▸ Job: Here are some entries; quote each one exactly.

──────── Data

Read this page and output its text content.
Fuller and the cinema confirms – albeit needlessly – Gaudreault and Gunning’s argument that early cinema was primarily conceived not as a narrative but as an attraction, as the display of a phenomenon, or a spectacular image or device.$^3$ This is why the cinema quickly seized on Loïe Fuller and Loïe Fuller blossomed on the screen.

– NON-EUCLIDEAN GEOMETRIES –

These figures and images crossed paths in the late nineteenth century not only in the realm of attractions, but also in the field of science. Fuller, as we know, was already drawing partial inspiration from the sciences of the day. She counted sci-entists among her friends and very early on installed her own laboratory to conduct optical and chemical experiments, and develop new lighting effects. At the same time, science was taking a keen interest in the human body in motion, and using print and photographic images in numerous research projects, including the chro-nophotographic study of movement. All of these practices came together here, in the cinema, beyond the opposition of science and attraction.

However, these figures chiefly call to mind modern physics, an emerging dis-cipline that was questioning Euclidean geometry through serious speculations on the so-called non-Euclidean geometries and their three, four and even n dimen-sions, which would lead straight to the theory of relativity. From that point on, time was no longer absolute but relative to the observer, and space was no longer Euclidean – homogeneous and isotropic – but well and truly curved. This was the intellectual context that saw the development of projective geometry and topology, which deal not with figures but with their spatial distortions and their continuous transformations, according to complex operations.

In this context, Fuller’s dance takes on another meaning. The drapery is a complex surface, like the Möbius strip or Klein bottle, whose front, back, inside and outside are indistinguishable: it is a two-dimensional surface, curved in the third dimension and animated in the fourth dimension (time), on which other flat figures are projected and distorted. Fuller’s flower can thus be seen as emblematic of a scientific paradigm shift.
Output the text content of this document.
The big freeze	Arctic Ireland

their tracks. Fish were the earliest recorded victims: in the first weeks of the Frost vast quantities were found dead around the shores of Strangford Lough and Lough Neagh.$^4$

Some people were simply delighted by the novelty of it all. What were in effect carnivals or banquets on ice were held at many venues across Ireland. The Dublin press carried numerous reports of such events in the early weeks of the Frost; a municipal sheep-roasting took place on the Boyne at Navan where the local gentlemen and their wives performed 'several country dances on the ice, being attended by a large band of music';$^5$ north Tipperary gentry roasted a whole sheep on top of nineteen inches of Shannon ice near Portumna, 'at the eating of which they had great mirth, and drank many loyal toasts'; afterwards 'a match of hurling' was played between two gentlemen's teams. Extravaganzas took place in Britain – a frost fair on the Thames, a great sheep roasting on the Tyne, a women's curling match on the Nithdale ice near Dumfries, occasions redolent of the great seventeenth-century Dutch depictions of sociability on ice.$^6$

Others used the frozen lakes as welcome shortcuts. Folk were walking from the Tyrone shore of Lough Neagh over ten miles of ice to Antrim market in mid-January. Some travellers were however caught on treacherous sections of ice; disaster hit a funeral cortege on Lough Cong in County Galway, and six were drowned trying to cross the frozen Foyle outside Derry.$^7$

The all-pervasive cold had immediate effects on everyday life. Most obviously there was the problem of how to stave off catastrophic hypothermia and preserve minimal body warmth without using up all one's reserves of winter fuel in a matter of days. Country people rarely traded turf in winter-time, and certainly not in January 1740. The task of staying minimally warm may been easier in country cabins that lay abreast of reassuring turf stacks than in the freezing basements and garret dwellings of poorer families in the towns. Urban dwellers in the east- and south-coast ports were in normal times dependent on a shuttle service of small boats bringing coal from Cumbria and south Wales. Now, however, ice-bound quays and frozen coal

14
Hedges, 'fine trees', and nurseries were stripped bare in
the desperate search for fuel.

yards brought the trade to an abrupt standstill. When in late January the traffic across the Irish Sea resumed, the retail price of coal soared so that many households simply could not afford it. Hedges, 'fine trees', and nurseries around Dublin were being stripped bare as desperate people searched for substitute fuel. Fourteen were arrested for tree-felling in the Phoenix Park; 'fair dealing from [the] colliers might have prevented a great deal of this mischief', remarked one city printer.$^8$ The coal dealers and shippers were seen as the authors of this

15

────────────────

▸ Expected output:
Read this page and output its text content.
Fuller and the cinema confirms – albeit needlessly – Gaudreault and Gunning’s argument that early cinema was primarily conceived not as a narrative but as an attraction, as the display of a phenomenon, or a spectacular image or device.$^3$ This is why the cinema quickly seized on Loïe Fuller and Loïe Fuller blossomed on the screen.

– NON-EUCLIDEAN GEOMETRIES –

These figures and images crossed paths in the late nineteenth century not only in the realm of attractions, but also in the field of science. Fuller, as we know, was already drawing partial inspiration from the sciences of the day. She counted sci-entists among her friends and very early on installed her own laboratory to conduct optical and chemical experiments, and develop new lighting effects. At the same time, science was taking a keen interest in the human body in motion, and using print and photographic images in numerous research projects, including the chro-nophotographic study of movement. All of these practices came together here, in the cinema, beyond the opposition of science and attraction.

However, these figures chiefly call to mind modern physics, an emerging dis-cipline that was questioning Euclidean geometry through serious speculations on the so-called non-Euclidean geometries and their three, four and even n dimen-sions, which would lead straight to the theory of relativity. From that point on, time was no longer absolute but relative to the observer, and space was no longer Euclidean – homogeneous and isotropic – but well and truly curved. This was the intellectual context that saw the development of projective geometry and topology, which deal not with figures but with their spatial distortions and their continuous transformations, according to complex operations.

In this context, Fuller’s dance takes on another meaning. The drapery is a complex surface, like the Möbius strip or Klein bottle, whose front, back, inside and outside are indistinguishable: it is a two-dimensional surface, curved in the third dimension and animated in the fourth dimension (time), on which other flat figures are projected and distorted. Fuller’s flower can thus be seen as emblematic of a scientific paradigm shift.
Output the text content of this document.
The big freeze	Arctic Ireland

their tracks. Fish were the earliest recorded victims: in the first weeks of the Frost vast quantities were found dead around the shores of Strangford Lough and Lough Neagh.$^4$

Some people were simply delighted by the novelty of it all. What were in effect carnivals or banquets on ice were held at many venues across Ireland. The Dublin press carried numerous reports of such events in the early weeks of the Frost; a municipal sheep-roasting took place on the Boyne at Navan where the local gentlemen and their wives performed 'several country dances on the ice, being attended by a large band of music';$^5$ north Tipperary gentry roasted a whole sheep on top of nineteen inches of Shannon ice near Portumna, 'at the eating of which they had great mirth, and drank many loyal toasts'; afterwards 'a match of hurling' was played between two gentlemen's teams. Extravaganzas took place in Britain – a frost fair on the Thames, a great sheep roasting on the Tyne, a women's curling match on the Nithdale ice near Dumfries, occasions redolent of the great seventeenth-century Dutch depictions of sociability on ice.$^6$

Others used the frozen lakes as welcome shortcuts. Folk were walking from the Tyrone shore of Lough Neagh over ten miles of ice to Antrim market in mid-January. Some travellers were however caught on treacherous sections of ice; disaster hit a funeral cortege on Lough Cong in County Galway, and six were drowned trying to cross the frozen Foyle outside Derry.$^7$

The all-pervasive cold had immediate effects on everyday life. Most obviously there was the problem of how to stave off catastrophic hypothermia and preserve minimal body warmth without using up all one's reserves of winter fuel in a matter of days. Country people rarely traded turf in winter-time, and certainly not in January 1740. The task of staying minimally warm may been easier in country cabins that lay abreast of reassuring turf stacks than in the freezing basements and garret dwellings of poorer families in the towns. Urban dwellers in the east- and south-coast ports were in normal times dependent on a shuttle service of small boats bringing coal from Cumbria and south Wales. Now, however, ice-bound quays and frozen coal

14
Hedges, 'fine trees', and nurseries were stripped bare in
the desperate search for fuel.

yards brought the trade to an abrupt standstill. When in late January the traffic across the Irish Sea resumed, the retail price of coal soared so that many households simply could not afford it. Hedges, 'fine trees', and nurseries around Dublin were being stripped bare as desperate people searched for substitute fuel. Fourteen were arrested for tree-felling in the Phoenix Park; 'fair dealing from [the] colliers might have prevented a great deal of this mischief', remarked one city printer.$^8$ The coal dealers and shippers were seen as the authors of this

15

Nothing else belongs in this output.